Problem statement:
Write out every entry exactly as it appears.

>> Begin Records supplied

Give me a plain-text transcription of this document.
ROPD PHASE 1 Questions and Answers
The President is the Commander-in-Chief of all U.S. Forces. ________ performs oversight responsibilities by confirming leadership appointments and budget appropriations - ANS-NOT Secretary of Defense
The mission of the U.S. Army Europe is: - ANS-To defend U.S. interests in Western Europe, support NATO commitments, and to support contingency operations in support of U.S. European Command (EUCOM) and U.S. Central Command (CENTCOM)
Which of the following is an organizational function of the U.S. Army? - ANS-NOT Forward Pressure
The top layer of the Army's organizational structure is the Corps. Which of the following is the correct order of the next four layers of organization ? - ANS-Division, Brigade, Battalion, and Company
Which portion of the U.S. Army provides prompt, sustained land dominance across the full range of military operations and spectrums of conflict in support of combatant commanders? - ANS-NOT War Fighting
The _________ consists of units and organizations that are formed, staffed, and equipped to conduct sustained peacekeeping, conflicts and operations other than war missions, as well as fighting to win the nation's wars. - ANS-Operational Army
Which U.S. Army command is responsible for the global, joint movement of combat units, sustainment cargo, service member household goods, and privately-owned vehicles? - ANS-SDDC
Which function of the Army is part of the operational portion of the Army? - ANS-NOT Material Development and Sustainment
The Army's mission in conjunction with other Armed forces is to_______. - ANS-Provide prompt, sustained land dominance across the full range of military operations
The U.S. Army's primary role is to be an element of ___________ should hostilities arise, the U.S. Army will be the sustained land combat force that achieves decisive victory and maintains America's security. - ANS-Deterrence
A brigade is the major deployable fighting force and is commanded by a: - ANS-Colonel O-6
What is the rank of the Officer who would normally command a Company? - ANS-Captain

>> End Records supplied

Answer to this task:
Give me a plain-text transcription of this document.
ROPD PHASE 1 Questions and Answers
The President is the Commander-in-Chief of all U.S. Forces. ________ performs oversight responsibilities by confirming leadership appointments and budget appropriations - ANS-NOT Secretary of Defense
The mission of the U.S. Army Europe is: - ANS-To defend U.S. interests in Western Europe, support NATO commitments, and to support contingency operations in support of U.S. European Command (EUCOM) and U.S. Central Command (CENTCOM)
Which of the following is an organizational function of the U.S. Army? - ANS-NOT Forward Pressure
The top layer of the Army's organizational structure is the Corps. Which of the following is the correct order of the next four layers of organization ? - ANS-Division, Brigade, Battalion, and Company
Which portion of the U.S. Army provides prompt, sustained land dominance across the full range of military operations and spectrums of conflict in support of combatant commanders? - ANS-NOT War Fighting
The _________ consists of units and organizations that are formed, staffed, and equipped to conduct sustained peacekeeping, conflicts and operations other than war missions, as well as fighting to win the nation's wars. - ANS-Operational Army
Which U.S. Army command is responsible for the global, joint movement of combat units, sustainment cargo, service member household goods, and privately-owned vehicles? - ANS-SDDC
Which function of the Army is part of the operational portion of the Army? - ANS-NOT Material Development and Sustainment
The Army's mission in conjunction with other Armed forces is to_______. - ANS-Provide prompt, sustained land dominance across the full range of military operations
The U.S. Army's primary role is to be an element of ___________ should hostilities arise, the U.S. Army will be the sustained land combat force that achieves decisive victory and maintains America's security. - ANS-Deterrence
A brigade is the major deployable fighting force and is commanded by a: - ANS-Colonel O-6
What is the rank of the Officer who would normally command a Company? - ANS-Captain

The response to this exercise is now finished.